Problem statement
Write each line out again exactly as written.

*** Material provided ***

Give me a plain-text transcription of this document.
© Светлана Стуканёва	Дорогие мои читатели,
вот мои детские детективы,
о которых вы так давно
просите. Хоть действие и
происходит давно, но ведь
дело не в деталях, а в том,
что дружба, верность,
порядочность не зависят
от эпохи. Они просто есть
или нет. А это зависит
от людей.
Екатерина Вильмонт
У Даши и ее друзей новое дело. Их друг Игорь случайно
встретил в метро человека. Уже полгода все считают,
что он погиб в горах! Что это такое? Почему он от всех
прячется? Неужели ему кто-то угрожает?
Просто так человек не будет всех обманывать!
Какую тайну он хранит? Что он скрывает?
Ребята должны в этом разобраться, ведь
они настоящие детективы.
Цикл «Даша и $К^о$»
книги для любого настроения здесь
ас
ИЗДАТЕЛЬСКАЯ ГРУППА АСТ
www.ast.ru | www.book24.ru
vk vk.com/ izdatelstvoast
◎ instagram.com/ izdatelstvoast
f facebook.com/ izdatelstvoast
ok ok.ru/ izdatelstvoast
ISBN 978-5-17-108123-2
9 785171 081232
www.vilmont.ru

***

Answer in full
Give me a plain-text transcription of this document.
© Светлана Стуканёва	Дорогие мои читатели,
вот мои детские детективы,
о которых вы так давно
просите. Хоть действие и
происходит давно, но ведь
дело не в деталях, а в том,
что дружба, верность,
порядочность не зависят
от эпохи. Они просто есть
или нет. А это зависит
от людей.
Екатерина Вильмонт
У Даши и ее друзей новое дело. Их друг Игорь случайно
встретил в метро человека. Уже полгода все считают,
что он погиб в горах! Что это такое? Почему он от всех
прячется? Неужели ему кто-то угрожает?
Просто так человек не будет всех обманывать!
Какую тайну он хранит? Что он скрывает?
Ребята должны в этом разобраться, ведь
они настоящие детективы.
Цикл «Даша и $К^о$»
книги для любого настроения здесь
ас
ИЗДАТЕЛЬСКАЯ ГРУППА АСТ
www.ast.ru | www.book24.ru
vk vk.com/ izdatelstvoast
◎ instagram.com/ izdatelstvoast
f facebook.com/ izdatelstvoast
ok ok.ru/ izdatelstvoast
ISBN 978-5-17-108123-2
9 785171 081232
www.vilmont.ru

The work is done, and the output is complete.